Stored dataset items:
## START
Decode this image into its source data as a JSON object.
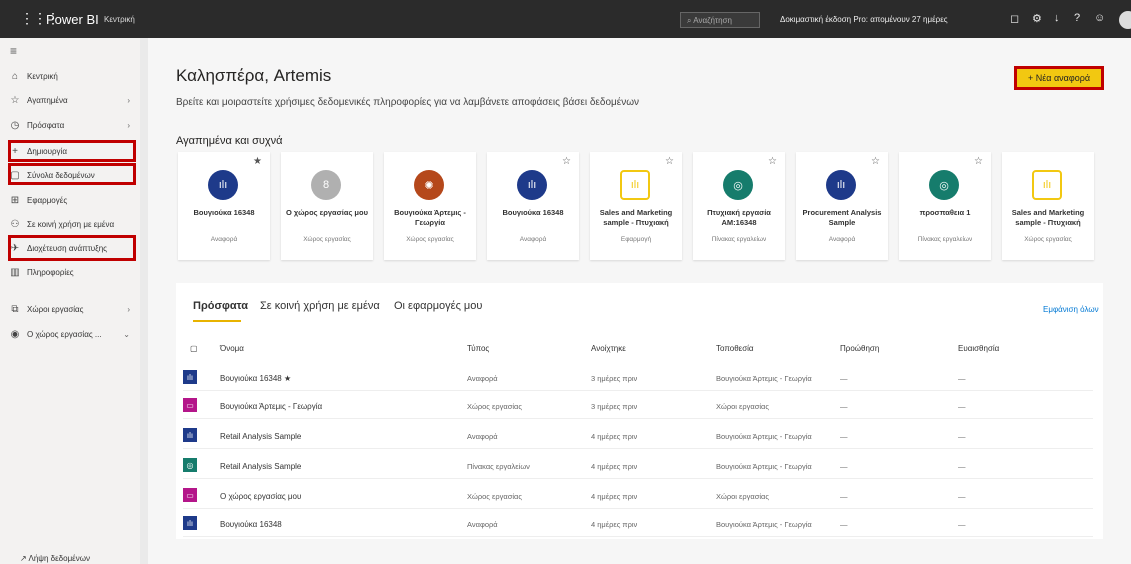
{
  "topbar": {
    "brand": "Power BI",
    "breadcrumb": "Κεντρική",
    "search_placeholder": "Αναζήτηση",
    "trial": "Δοκιμαστική έκδοση Pro: απομένουν 27 ημέρες"
  },
  "sidebar": {
    "items": [
      {
        "label": "Κεντρική"
      },
      {
        "label": "Αγαπημένα"
      },
      {
        "label": "Πρόσφατα"
      },
      {
        "label": "Δημιουργία"
      },
      {
        "label": "Σύνολα δεδομένων"
      },
      {
        "label": "Εφαρμογές"
      },
      {
        "label": "Σε κοινή χρήση με εμένα"
      },
      {
        "label": "Διοχέτευση ανάπτυξης"
      },
      {
        "label": "Πληροφορίες"
      },
      {
        "label": "Χώροι εργασίας"
      },
      {
        "label": "Ο χώρος εργασίας ..."
      }
    ],
    "footer": "Λήψη δεδομένων"
  },
  "main": {
    "greeting": "Καλησπέρα, Artemis",
    "subtitle": "Βρείτε και μοιραστείτε χρήσιμες δεδομενικές πληροφορίες για να λαμβάνετε αποφάσεις βάσει δεδομένων",
    "new_report": "Νέα αναφορά",
    "favorites_title": "Αγαπημένα και συχνά",
    "cards": [
      {
        "title": "Βουγιούκα 16348",
        "type": "Αναφορά",
        "color": "#1e3a8a"
      },
      {
        "title": "Ο χώρος εργασίας μου",
        "type": "Χώρος εργασίας",
        "color": "#b0b0b0"
      },
      {
        "title": "Βουγιούκα Άρτεμις - Γεωργία",
        "type": "Χώρος εργασίας",
        "color": "#b5481b"
      },
      {
        "title": "Βουγιούκα 16348",
        "type": "Αναφορά",
        "color": "#1e3a8a"
      },
      {
        "title": "Sales and Marketing sample - Πτυχιακή",
        "type": "Εφαρμογή",
        "color": "#f2c811"
      },
      {
        "title": "Πτυχιακή εργασία AM:16348",
        "type": "Πίνακας εργαλείων",
        "color": "#167c6c"
      },
      {
        "title": "Procurement Analysis Sample",
        "type": "Αναφορά",
        "color": "#1e3a8a"
      },
      {
        "title": "προσπαθεια 1",
        "type": "Πίνακας εργαλείων",
        "color": "#167c6c"
      },
      {
        "title": "Sales and Marketing sample - Πτυχιακή",
        "type": "Χώρος εργασίας",
        "color": "#f2c811"
      }
    ],
    "tabs": [
      "Πρόσφατα",
      "Σε κοινή χρήση με εμένα",
      "Οι εφαρμογές μου"
    ],
    "show_all": "Εμφάνιση όλων",
    "columns": [
      "Όνομα",
      "Τύπος",
      "Ανοίχτηκε",
      "Τοποθεσία",
      "Προώθηση",
      "Ευαισθησία"
    ],
    "rows": [
      {
        "name": "Βουγιούκα 16348",
        "type": "Αναφορά",
        "opened": "3 ημέρες πριν",
        "location": "Βουγιούκα Άρτεμις - Γεωργία",
        "promo": "—",
        "sens": "—",
        "color": "#1e3a8a"
      },
      {
        "name": "Βουγιούκα Άρτεμις - Γεωργία",
        "type": "Χώρος εργασίας",
        "opened": "3 ημέρες πριν",
        "location": "Χώροι εργασίας",
        "promo": "—",
        "sens": "—",
        "color": "#b4168a"
      },
      {
        "name": "Retail Analysis Sample",
        "type": "Αναφορά",
        "opened": "4 ημέρες πριν",
        "location": "Βουγιούκα Άρτεμις - Γεωργία",
        "promo": "—",
        "sens": "—",
        "color": "#1e3a8a"
      },
      {
        "name": "Retail Analysis Sample",
        "type": "Πίνακας εργαλείων",
        "opened": "4 ημέρες πριν",
        "location": "Βουγιούκα Άρτεμις - Γεωργία",
        "promo": "—",
        "sens": "—",
        "color": "#167c6c"
      },
      {
        "name": "Ο χώρος εργασίας μου",
        "type": "Χώρος εργασίας",
        "opened": "4 ημέρες πριν",
        "location": "Χώροι εργασίας",
        "promo": "—",
        "sens": "—",
        "color": "#b4168a"
      },
      {
        "name": "Βουγιούκα 16348",
        "type": "Αναφορά",
        "opened": "4 ημέρες πριν",
        "location": "Βουγιούκα Άρτεμις - Γεωργία",
        "promo": "—",
        "sens": "—",
        "color": "#1e3a8a"
      }
    ]
  }
}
## END
- _DIRECTIVE_
Among the lines of the material, find those that hold the word "label" and copy them.

- _OUTPUT FOR THIS EXERCISE_
        "label": "Κεντρική"
        "label": "Αγαπημένα"
        "label": "Πρόσφατα"
        "label": "Δημιουργία"
        "label": "Σύνολα δεδομένων"
        "label": "Εφαρμογές"
        "label": "Σε κοινή χρήση με εμένα"
        "label": "Διοχέτευση ανάπτυξης"
        "label": "Πληροφορίες"
        "label": "Χώροι εργασίας"
        "label": "Ο χώρος εργασίας ..."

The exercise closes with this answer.